### SUPPLIED ENTRIES ###

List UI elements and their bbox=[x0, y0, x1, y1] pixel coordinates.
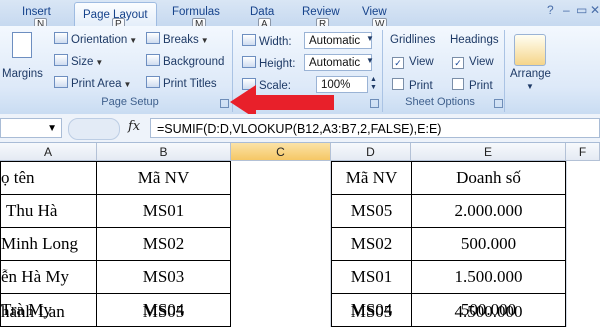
table-border bbox=[230, 161, 231, 327]
headings-heading: Headings bbox=[450, 34, 499, 46]
print-area-label: Print Area bbox=[71, 78, 122, 90]
tab-view[interactable]: View bbox=[362, 6, 387, 18]
formula-bar-circle bbox=[68, 118, 120, 140]
cell-a-header[interactable]: ọ tên bbox=[1, 162, 96, 195]
orientation-label: Orientation bbox=[71, 34, 128, 46]
height-value: Automatic bbox=[309, 57, 361, 69]
height-label: Height: bbox=[242, 56, 295, 70]
breaks-button[interactable]: Breaks ▼ bbox=[146, 32, 209, 46]
margins-button[interactable]: Margins bbox=[2, 30, 43, 90]
group-separator bbox=[504, 30, 505, 112]
insert-function-icon[interactable]: fx bbox=[128, 119, 140, 134]
column-header-d[interactable]: D bbox=[331, 143, 411, 161]
ribbon-tab-bar: Insert Page Layout Formulas Data Review … bbox=[0, 0, 600, 32]
size-label: Size bbox=[71, 56, 94, 68]
table-cell[interactable]: 4.500.000 bbox=[412, 296, 565, 327]
column-header-e[interactable]: E bbox=[411, 143, 566, 161]
tab-formulas[interactable]: Formulas bbox=[172, 6, 220, 18]
arrange-dropdown-icon[interactable]: ▼ bbox=[526, 82, 534, 91]
page-setup-group-label: Page Setup bbox=[101, 96, 159, 108]
margins-label: Margins bbox=[2, 68, 43, 80]
table-cell[interactable]: MS02 bbox=[332, 228, 411, 261]
orientation-button[interactable]: Orientation ▼ bbox=[54, 32, 137, 46]
headings-view-checkbox[interactable]: ✓ View bbox=[452, 56, 494, 69]
size-icon bbox=[54, 54, 68, 66]
width-select[interactable]: Automatic bbox=[304, 32, 372, 49]
width-icon bbox=[242, 34, 256, 46]
print-titles-label: Print Titles bbox=[163, 78, 217, 90]
tab-insert[interactable]: Insert bbox=[22, 6, 51, 18]
name-box[interactable]: ▼ bbox=[0, 118, 62, 138]
height-dropdown-icon[interactable]: ▼ bbox=[366, 56, 374, 65]
table-border bbox=[565, 161, 566, 327]
column-header-c[interactable]: C bbox=[231, 143, 331, 161]
minimize-icon[interactable]: – bbox=[563, 3, 570, 17]
table-cell[interactable]: 2.000.000 bbox=[412, 195, 565, 228]
cell-b-header[interactable]: Mã NV bbox=[97, 162, 230, 195]
scale-spinner-icon[interactable]: ▲ ▼ bbox=[370, 76, 377, 92]
table-cell[interactable]: hanh Lan bbox=[1, 296, 96, 327]
table-cell[interactable]: MS05 bbox=[332, 195, 411, 228]
print-titles-icon bbox=[146, 76, 160, 88]
check-icon: ✓ bbox=[392, 57, 404, 69]
group-separator bbox=[382, 30, 383, 112]
margins-icon bbox=[12, 32, 32, 58]
table-cell[interactable]: ễn Hà My bbox=[1, 261, 96, 294]
background-button[interactable]: Background bbox=[146, 54, 224, 68]
orientation-icon bbox=[54, 32, 68, 44]
restore-icon[interactable]: ▭ bbox=[576, 3, 587, 17]
table-cell[interactable]: MS01 bbox=[332, 261, 411, 294]
tab-review[interactable]: Review bbox=[302, 6, 340, 18]
formula-bar: ▼ fx =SUMIF(D:D,VLOOKUP(B12,A3:B7,2,FALS… bbox=[0, 114, 600, 143]
width-value: Automatic bbox=[309, 35, 361, 47]
size-button[interactable]: Size ▼ bbox=[54, 54, 103, 68]
tab-data[interactable]: Data bbox=[250, 6, 274, 18]
column-header-b[interactable]: B bbox=[97, 143, 231, 161]
gridlines-heading: Gridlines bbox=[390, 34, 436, 46]
height-select[interactable]: Automatic bbox=[304, 54, 372, 71]
cell-d-header[interactable]: Mã NV bbox=[332, 162, 411, 195]
print-area-button[interactable]: Print Area ▼ bbox=[54, 76, 131, 90]
close-icon[interactable]: ✕ bbox=[590, 3, 600, 17]
background-icon bbox=[146, 54, 160, 66]
breaks-label: Breaks bbox=[163, 34, 199, 46]
gridlines-print-checkbox[interactable]: Print bbox=[392, 78, 433, 92]
gridline bbox=[566, 161, 567, 327]
headings-print-checkbox[interactable]: Print bbox=[452, 78, 493, 92]
arrange-label[interactable]: Arrange bbox=[510, 68, 551, 80]
page-setup-dialog-launcher-icon[interactable] bbox=[220, 99, 229, 108]
print-titles-button[interactable]: Print Titles bbox=[146, 76, 217, 90]
checkbox-empty-icon bbox=[452, 78, 464, 90]
sheet-options-dialog-launcher-icon[interactable] bbox=[494, 99, 503, 108]
scale-dialog-launcher-icon[interactable] bbox=[370, 99, 379, 108]
gridlines-view-checkbox[interactable]: ✓ View bbox=[392, 56, 434, 69]
table-cell[interactable]: MS03 bbox=[97, 261, 230, 294]
width-dropdown-icon[interactable]: ▼ bbox=[366, 34, 374, 43]
table-cell[interactable]: 500.000 bbox=[412, 228, 565, 261]
checkbox-empty-icon bbox=[392, 78, 404, 90]
table-cell[interactable]: MS02 bbox=[97, 228, 230, 261]
help-icon[interactable]: ? bbox=[547, 3, 554, 17]
table-cell[interactable]: MS05 bbox=[97, 296, 230, 327]
arrange-icon[interactable] bbox=[514, 34, 546, 66]
table-cell[interactable]: Thu Hà bbox=[6, 195, 96, 228]
print-area-icon bbox=[54, 76, 68, 88]
column-header-a[interactable]: A bbox=[0, 143, 97, 161]
cell-e-header[interactable]: Doanh số bbox=[412, 162, 565, 195]
table-cell[interactable]: MS01 bbox=[97, 195, 230, 228]
breaks-icon bbox=[146, 32, 160, 44]
table-cell[interactable]: Minh Long bbox=[1, 228, 96, 261]
formula-input[interactable]: =SUMIF(D:D,VLOOKUP(B12,A3:B7,2,FALSE),E:… bbox=[150, 118, 600, 138]
table-cell[interactable]: 1.500.000 bbox=[412, 261, 565, 294]
background-label: Background bbox=[163, 56, 225, 68]
width-label: Width: bbox=[242, 34, 292, 48]
column-header-f[interactable]: F bbox=[566, 143, 600, 161]
table-cell[interactable]: MS05 bbox=[332, 296, 411, 327]
check-icon: ✓ bbox=[452, 57, 464, 69]
height-icon bbox=[242, 56, 256, 68]
sheet-options-group-label: Sheet Options bbox=[405, 96, 475, 108]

###

» WRITTEN REQUEST: Copy the lines word for word, from the line with "table-border bbox=[230, 161, 231, 327]" to the line with "height-value: Automatic bbox=[309, 57, 361, 69]".

» WRITTEN RESPONSE:
table-border bbox=[230, 161, 231, 327]
headings-heading: Headings bbox=[450, 34, 499, 46]
print-area-label: Print Area bbox=[71, 78, 122, 90]
tab-view[interactable]: View bbox=[362, 6, 387, 18]
formula-bar-circle bbox=[68, 118, 120, 140]
cell-a-header[interactable]: ọ tên bbox=[1, 162, 96, 195]
orientation-label: Orientation bbox=[71, 34, 128, 46]
height-value: Automatic bbox=[309, 57, 361, 69]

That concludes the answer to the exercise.